=== Aim of the exercise ===
Search the listing for "name" and copy every line where it appears.
:::
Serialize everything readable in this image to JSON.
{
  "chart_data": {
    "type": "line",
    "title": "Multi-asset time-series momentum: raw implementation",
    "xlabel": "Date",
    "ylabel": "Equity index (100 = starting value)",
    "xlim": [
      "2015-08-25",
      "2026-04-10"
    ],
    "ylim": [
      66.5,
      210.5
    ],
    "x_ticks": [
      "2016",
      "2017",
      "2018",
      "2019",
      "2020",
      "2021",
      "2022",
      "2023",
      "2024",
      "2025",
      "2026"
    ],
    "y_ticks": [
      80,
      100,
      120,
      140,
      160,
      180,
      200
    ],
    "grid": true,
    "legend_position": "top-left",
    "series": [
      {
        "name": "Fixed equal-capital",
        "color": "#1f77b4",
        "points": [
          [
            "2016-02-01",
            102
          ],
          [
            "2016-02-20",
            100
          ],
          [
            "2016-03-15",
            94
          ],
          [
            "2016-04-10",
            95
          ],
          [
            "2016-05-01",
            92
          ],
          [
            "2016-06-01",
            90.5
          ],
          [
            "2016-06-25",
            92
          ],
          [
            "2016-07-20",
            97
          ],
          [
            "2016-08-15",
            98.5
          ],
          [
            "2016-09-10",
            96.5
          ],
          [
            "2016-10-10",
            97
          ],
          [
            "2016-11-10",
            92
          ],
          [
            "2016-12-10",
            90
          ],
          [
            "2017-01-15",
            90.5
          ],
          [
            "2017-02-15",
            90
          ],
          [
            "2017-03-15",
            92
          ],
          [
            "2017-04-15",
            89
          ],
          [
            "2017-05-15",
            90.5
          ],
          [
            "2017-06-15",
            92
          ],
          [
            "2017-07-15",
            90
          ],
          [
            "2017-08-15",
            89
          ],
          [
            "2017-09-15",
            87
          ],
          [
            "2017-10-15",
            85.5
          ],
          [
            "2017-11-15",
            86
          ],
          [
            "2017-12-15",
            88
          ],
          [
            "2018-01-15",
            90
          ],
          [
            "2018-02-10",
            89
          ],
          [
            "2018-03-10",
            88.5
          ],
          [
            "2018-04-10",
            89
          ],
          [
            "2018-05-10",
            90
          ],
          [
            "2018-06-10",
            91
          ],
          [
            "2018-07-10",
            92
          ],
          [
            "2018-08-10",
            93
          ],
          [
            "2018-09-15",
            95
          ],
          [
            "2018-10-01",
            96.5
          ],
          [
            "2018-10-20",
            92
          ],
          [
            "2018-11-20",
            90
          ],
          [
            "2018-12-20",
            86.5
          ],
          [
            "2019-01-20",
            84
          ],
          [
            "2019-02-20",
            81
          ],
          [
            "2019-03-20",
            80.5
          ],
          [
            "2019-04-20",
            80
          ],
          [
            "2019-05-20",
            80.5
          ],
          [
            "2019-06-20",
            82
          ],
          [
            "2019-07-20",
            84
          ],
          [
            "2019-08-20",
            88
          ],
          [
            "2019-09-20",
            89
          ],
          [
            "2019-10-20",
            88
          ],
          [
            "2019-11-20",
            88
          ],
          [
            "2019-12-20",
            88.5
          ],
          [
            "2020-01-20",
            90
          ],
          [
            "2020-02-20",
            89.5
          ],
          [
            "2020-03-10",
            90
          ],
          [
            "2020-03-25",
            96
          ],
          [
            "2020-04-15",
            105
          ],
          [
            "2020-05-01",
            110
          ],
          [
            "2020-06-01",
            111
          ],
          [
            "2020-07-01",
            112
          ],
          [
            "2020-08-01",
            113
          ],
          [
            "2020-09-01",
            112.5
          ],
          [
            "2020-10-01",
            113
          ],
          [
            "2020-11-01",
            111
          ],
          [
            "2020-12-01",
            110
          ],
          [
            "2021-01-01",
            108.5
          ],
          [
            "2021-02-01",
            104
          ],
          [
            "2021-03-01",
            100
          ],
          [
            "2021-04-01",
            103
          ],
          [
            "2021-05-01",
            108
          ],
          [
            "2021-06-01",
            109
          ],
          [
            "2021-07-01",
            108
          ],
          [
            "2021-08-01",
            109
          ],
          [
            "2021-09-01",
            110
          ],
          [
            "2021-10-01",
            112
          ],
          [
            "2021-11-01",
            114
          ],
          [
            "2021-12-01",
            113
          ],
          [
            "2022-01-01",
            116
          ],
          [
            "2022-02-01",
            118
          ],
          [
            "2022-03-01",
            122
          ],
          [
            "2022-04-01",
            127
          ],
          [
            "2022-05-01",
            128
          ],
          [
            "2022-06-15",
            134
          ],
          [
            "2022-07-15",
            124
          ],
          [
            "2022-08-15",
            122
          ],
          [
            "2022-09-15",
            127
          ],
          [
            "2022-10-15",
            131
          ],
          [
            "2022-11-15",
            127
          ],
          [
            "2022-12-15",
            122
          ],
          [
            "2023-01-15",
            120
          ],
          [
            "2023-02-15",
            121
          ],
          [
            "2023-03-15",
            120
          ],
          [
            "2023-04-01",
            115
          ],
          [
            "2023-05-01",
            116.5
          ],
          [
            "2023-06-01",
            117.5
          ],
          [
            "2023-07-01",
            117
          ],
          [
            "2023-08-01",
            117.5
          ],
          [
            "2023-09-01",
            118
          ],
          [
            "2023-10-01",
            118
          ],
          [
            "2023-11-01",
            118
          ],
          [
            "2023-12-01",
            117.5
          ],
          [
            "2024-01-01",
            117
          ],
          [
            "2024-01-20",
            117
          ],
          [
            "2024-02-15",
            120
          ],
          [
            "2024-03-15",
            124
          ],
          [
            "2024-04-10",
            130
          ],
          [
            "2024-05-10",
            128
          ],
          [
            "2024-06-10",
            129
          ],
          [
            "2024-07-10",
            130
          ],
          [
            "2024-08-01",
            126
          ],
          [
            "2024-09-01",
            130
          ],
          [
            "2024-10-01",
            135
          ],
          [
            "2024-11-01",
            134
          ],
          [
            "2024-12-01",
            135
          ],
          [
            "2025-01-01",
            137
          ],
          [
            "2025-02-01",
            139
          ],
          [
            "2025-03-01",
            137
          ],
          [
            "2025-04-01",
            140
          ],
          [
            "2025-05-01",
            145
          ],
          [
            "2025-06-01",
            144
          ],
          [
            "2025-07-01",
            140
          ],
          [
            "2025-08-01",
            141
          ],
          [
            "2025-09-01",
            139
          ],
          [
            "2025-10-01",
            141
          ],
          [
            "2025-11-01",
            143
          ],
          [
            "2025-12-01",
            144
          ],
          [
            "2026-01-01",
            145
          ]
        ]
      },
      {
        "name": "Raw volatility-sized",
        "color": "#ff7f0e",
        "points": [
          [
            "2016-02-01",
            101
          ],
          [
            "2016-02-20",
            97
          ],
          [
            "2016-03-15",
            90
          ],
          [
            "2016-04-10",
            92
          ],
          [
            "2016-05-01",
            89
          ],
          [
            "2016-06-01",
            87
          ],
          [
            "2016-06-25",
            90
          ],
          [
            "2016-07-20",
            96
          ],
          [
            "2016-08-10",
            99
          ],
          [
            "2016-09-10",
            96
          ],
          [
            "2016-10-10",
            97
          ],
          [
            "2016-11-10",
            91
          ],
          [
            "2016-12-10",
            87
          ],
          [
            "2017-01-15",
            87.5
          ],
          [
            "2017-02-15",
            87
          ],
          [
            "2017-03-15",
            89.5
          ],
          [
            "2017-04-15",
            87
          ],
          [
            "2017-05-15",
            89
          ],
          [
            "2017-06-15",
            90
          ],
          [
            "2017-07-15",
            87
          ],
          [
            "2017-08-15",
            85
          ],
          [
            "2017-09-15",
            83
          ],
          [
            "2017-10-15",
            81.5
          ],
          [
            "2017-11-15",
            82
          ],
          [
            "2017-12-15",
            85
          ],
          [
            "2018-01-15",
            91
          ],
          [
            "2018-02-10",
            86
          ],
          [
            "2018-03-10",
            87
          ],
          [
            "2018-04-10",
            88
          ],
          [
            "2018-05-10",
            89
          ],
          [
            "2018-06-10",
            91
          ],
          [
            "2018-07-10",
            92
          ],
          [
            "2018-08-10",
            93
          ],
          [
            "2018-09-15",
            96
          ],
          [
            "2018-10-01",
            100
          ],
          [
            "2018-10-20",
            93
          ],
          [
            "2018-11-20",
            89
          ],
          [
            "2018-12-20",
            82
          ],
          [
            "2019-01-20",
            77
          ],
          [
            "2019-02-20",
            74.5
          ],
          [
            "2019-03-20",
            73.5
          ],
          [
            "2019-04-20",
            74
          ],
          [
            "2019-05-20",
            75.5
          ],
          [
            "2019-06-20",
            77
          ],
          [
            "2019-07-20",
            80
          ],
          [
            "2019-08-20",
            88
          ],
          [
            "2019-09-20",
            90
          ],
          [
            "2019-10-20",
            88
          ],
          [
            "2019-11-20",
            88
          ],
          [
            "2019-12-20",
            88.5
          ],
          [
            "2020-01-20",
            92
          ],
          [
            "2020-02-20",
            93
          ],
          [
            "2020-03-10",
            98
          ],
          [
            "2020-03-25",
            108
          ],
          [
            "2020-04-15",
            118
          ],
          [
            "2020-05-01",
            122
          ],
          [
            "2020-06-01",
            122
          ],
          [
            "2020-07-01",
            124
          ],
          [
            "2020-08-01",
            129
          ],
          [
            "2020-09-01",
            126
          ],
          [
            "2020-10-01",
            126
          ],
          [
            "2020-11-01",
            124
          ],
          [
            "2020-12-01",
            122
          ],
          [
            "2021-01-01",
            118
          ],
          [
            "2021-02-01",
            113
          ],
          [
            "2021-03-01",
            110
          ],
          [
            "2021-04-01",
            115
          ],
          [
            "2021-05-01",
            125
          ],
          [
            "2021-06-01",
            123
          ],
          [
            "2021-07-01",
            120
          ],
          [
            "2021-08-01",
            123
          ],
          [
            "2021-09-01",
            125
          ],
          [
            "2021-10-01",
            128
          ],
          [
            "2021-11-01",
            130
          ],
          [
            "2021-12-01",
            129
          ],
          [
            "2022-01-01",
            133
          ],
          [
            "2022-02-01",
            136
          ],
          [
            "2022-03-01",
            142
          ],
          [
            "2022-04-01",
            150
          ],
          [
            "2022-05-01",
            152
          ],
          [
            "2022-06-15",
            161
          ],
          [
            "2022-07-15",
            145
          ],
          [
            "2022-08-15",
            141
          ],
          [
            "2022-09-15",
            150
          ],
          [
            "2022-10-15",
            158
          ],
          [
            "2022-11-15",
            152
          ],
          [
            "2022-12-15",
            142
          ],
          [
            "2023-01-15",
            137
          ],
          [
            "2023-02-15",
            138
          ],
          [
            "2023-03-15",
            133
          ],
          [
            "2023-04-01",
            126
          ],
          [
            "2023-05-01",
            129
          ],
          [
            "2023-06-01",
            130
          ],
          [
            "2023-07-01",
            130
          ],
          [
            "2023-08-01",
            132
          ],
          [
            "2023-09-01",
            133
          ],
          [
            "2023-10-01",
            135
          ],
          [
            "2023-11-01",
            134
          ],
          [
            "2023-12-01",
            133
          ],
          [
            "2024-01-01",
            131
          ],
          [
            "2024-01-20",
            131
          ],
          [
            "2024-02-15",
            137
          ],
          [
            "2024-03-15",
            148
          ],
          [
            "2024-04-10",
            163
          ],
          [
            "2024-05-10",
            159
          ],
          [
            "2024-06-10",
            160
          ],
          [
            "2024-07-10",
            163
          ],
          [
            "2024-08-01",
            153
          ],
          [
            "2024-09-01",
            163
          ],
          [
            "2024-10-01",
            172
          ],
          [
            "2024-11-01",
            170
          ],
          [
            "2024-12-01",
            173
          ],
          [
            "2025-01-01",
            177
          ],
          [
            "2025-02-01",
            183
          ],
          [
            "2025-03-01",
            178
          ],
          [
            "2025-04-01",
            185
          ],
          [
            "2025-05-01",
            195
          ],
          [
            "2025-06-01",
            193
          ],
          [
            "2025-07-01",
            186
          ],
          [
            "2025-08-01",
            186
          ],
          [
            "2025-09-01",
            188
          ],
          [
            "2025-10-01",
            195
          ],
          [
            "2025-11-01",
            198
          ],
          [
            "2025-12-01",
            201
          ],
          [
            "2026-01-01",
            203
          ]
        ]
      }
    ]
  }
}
:::
=== Full answer ===
        "name": "Fixed equal-capital",
        "name": "Raw volatility-sized",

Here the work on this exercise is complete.